Copy exactly the lines from the "Convert this screenshot" line to the end, both included, and nothing else.
===== Data provided
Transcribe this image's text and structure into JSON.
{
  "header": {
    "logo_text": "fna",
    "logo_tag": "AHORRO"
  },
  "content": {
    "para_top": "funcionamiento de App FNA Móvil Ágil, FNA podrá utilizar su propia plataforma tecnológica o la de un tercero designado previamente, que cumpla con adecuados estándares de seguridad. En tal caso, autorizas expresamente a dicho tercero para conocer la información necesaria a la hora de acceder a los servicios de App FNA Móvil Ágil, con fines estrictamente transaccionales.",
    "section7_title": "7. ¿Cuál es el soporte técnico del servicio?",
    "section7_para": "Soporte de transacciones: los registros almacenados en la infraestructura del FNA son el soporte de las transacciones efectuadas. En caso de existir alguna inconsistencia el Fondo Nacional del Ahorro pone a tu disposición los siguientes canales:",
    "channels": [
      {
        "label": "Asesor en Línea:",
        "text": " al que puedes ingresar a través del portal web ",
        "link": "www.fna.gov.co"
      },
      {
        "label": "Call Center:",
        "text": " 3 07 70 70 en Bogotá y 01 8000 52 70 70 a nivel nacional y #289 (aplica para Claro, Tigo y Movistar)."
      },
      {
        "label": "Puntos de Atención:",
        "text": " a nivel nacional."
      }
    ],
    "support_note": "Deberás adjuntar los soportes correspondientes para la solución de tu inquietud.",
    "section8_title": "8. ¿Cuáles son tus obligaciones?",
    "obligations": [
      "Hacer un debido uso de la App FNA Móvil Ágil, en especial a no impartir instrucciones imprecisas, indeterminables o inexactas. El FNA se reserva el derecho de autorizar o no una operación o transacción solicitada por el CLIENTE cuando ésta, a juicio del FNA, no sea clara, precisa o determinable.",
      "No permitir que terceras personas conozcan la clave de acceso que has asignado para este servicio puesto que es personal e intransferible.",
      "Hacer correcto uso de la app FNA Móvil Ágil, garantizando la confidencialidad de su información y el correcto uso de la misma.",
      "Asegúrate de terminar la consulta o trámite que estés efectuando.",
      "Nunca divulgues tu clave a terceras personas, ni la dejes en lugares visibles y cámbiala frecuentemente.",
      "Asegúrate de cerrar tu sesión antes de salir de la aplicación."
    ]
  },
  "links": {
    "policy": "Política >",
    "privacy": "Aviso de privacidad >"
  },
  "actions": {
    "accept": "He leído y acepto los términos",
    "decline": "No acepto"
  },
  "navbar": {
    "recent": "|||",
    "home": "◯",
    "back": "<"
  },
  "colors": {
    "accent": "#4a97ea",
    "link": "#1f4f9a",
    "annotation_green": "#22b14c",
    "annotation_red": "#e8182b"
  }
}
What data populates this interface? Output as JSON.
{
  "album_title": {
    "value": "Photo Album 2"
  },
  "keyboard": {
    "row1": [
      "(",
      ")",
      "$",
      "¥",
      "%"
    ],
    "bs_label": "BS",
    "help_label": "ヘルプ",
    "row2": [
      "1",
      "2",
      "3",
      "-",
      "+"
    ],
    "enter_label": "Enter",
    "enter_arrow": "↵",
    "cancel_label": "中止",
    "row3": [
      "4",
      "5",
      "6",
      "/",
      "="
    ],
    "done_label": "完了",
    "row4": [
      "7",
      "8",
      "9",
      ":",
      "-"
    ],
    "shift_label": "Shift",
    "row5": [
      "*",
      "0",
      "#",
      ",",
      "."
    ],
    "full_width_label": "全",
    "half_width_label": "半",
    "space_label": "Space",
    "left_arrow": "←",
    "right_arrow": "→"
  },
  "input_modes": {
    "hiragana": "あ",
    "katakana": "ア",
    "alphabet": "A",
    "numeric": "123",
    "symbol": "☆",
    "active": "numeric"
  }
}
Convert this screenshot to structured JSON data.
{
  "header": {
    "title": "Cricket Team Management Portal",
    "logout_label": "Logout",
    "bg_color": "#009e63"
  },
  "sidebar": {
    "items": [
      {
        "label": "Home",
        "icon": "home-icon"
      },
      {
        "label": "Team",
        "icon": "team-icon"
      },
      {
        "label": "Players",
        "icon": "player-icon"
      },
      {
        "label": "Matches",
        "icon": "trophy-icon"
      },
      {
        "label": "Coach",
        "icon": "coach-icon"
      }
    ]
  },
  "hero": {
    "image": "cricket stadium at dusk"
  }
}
==========
Solution for this task:
Convert this screenshot to structured JSON data.
{
  "header": {
    "title": "Cricket Team Management Portal",
    "logout_label": "Logout",
    "bg_color": "#009e63"
  },
  "sidebar": {
    "items": [
      {
        "label": "Home",
        "icon": "home-icon"
      },
      {
        "label": "Team",
        "icon": "team-icon"
      },
      {
        "label": "Players",
        "icon": "player-icon"
      },
      {
        "label": "Matches",
        "icon": "trophy-icon"
      },
      {
        "label": "Coach",
        "icon": "coach-icon"
      }
    ]
  },
  "hero": {
    "image": "cricket stadium at dusk"
  }
}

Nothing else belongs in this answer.